Task directions
From the entries below, extract every line that includes the word "火灾逃生时弯腰前行".
####
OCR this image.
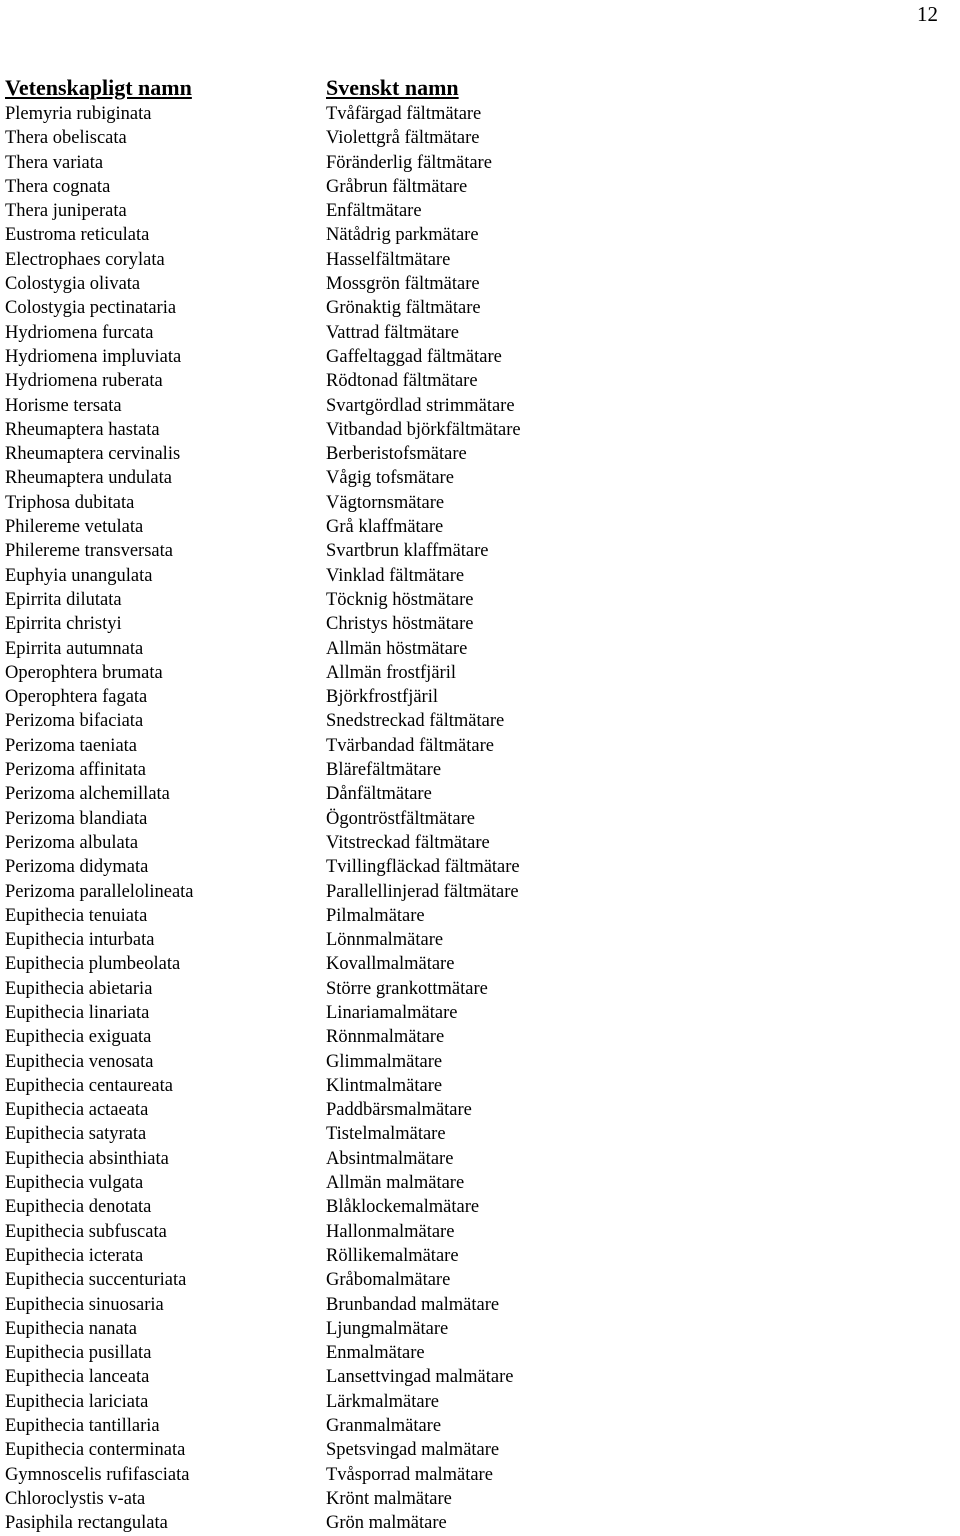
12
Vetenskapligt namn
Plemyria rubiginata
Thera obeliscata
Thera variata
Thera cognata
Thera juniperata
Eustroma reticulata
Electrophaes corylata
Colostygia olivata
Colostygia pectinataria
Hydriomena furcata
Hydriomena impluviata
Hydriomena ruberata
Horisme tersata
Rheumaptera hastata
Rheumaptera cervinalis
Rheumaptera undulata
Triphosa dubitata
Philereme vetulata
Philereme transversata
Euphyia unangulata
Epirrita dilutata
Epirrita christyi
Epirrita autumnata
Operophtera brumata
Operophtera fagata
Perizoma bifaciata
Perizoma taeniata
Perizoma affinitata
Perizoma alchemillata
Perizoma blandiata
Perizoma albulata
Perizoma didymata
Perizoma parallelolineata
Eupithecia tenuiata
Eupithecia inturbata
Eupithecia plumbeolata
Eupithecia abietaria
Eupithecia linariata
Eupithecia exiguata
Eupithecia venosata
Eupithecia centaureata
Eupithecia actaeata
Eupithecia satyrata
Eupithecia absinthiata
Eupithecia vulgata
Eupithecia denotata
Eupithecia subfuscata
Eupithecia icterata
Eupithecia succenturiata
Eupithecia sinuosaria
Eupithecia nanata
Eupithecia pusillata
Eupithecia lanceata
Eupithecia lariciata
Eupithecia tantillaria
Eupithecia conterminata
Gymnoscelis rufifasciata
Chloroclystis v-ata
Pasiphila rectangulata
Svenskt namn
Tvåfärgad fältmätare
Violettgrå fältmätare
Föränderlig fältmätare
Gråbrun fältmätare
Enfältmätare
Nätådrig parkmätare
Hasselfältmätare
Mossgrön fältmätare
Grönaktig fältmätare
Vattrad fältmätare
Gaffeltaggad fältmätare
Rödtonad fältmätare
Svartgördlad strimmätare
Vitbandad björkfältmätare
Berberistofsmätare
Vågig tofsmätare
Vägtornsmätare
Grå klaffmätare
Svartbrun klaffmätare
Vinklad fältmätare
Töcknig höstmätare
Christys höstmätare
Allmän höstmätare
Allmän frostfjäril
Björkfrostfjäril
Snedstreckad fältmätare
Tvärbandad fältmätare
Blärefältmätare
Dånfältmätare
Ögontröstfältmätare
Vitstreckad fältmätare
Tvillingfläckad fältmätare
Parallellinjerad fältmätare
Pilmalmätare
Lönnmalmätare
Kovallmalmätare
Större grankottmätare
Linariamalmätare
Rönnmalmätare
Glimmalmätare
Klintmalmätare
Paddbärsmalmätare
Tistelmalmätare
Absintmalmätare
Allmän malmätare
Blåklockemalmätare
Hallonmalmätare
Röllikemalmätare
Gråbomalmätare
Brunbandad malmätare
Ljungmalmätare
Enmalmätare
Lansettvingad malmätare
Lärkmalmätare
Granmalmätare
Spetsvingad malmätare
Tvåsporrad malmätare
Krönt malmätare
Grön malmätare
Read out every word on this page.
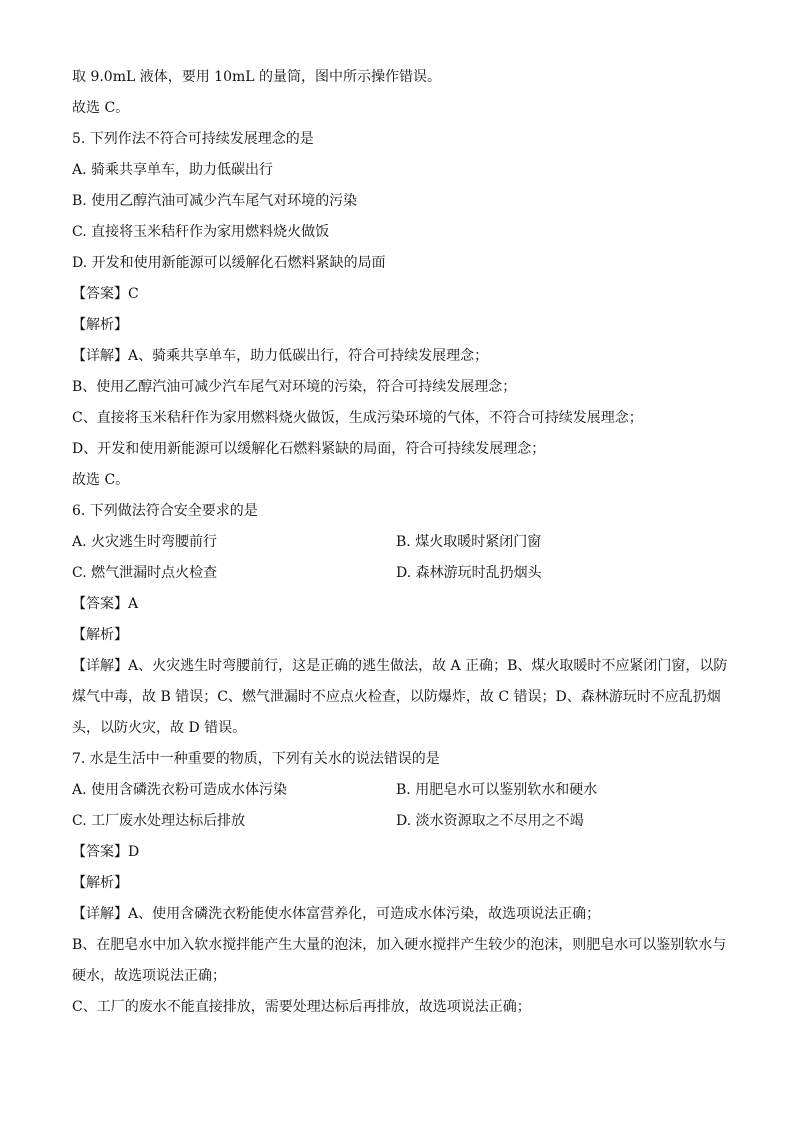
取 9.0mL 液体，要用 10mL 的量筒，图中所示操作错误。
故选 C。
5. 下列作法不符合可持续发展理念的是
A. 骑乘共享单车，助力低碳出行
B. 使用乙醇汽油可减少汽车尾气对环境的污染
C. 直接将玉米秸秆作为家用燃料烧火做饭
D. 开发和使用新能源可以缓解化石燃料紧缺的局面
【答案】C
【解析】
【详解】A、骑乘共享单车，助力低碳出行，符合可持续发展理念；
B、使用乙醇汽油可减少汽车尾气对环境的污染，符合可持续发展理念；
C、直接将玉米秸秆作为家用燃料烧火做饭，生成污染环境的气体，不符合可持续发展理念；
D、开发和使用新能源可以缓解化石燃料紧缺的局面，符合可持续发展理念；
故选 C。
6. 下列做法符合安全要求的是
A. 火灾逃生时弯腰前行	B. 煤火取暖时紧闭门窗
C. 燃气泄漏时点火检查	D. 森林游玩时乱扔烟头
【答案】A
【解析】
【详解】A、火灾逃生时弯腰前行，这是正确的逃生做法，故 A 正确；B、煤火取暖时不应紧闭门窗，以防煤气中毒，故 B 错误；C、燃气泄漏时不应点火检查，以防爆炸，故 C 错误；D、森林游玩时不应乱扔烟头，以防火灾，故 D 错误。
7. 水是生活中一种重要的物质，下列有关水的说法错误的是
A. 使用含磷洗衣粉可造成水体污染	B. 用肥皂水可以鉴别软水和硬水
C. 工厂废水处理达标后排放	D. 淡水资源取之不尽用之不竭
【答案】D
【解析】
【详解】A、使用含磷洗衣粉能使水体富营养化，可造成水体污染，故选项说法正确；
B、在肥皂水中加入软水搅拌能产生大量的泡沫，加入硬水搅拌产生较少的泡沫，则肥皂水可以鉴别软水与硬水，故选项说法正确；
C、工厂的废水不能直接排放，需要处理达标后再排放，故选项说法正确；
####
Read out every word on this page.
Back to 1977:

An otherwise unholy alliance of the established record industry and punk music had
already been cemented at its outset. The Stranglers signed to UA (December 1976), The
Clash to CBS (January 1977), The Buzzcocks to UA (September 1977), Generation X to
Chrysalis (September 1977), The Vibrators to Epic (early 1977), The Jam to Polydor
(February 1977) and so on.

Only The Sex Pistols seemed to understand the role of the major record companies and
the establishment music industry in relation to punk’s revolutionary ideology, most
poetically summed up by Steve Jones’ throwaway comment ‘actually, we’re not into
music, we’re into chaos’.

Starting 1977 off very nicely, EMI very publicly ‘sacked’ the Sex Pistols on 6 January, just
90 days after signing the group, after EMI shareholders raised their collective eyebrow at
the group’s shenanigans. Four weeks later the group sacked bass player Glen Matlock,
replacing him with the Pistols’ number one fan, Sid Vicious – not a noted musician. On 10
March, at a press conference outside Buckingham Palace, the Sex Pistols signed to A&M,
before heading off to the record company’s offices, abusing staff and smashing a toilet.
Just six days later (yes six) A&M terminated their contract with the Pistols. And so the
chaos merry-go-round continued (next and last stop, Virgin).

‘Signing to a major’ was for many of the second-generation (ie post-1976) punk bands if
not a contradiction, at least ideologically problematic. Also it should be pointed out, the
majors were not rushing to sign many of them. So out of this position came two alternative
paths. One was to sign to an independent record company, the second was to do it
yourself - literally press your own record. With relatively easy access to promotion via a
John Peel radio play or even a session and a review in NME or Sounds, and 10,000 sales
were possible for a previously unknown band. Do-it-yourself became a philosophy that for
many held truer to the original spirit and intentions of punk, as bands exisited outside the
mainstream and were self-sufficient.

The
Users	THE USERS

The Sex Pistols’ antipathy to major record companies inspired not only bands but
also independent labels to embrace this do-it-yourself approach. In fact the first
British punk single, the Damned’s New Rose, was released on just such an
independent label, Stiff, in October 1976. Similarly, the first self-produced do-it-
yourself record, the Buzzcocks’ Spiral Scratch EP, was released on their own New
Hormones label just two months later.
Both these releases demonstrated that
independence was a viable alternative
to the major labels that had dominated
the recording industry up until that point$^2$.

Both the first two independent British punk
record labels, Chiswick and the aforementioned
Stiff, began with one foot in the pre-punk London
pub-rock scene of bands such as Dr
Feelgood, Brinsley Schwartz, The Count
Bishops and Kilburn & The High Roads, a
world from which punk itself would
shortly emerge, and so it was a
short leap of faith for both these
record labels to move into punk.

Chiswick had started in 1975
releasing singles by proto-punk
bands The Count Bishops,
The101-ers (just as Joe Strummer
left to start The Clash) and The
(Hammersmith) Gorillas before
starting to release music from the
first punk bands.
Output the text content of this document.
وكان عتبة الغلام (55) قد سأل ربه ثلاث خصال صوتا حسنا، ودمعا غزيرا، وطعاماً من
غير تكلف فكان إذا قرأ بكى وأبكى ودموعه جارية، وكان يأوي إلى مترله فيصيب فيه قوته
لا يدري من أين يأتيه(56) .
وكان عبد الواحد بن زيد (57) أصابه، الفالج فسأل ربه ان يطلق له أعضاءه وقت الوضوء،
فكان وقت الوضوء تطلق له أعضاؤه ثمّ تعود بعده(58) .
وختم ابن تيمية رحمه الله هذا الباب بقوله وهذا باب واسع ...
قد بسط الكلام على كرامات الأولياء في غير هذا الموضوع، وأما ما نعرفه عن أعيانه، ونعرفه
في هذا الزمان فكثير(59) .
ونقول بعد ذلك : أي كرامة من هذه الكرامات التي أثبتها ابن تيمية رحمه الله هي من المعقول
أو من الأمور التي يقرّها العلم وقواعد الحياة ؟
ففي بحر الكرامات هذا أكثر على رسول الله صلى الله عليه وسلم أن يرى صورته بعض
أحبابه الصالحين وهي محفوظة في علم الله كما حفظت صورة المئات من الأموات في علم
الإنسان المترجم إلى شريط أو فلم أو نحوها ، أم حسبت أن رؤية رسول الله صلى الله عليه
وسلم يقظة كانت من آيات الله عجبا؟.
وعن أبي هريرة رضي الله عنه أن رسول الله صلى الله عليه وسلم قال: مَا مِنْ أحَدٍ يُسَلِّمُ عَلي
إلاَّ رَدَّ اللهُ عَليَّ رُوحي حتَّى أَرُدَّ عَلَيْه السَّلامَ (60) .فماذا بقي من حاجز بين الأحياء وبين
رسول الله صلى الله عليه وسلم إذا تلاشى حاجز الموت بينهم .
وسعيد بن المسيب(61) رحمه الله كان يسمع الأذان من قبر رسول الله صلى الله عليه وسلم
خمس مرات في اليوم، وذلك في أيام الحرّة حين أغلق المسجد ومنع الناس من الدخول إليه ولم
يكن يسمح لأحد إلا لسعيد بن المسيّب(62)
####
Written response
A. 火灾逃生时弯腰前行	B. 煤火取暖时紧闭门窗
【详解】A、火灾逃生时弯腰前行，这是正确的逃生做法，故 A 正确；B、煤火取暖时不应紧闭门窗，以防煤气中毒，故 B 错误；C、燃气泄漏时不应点火检查，以防爆炸，故 C 错误；D、森林游玩时不应乱扔烟头，以防火灾，故 D 错误。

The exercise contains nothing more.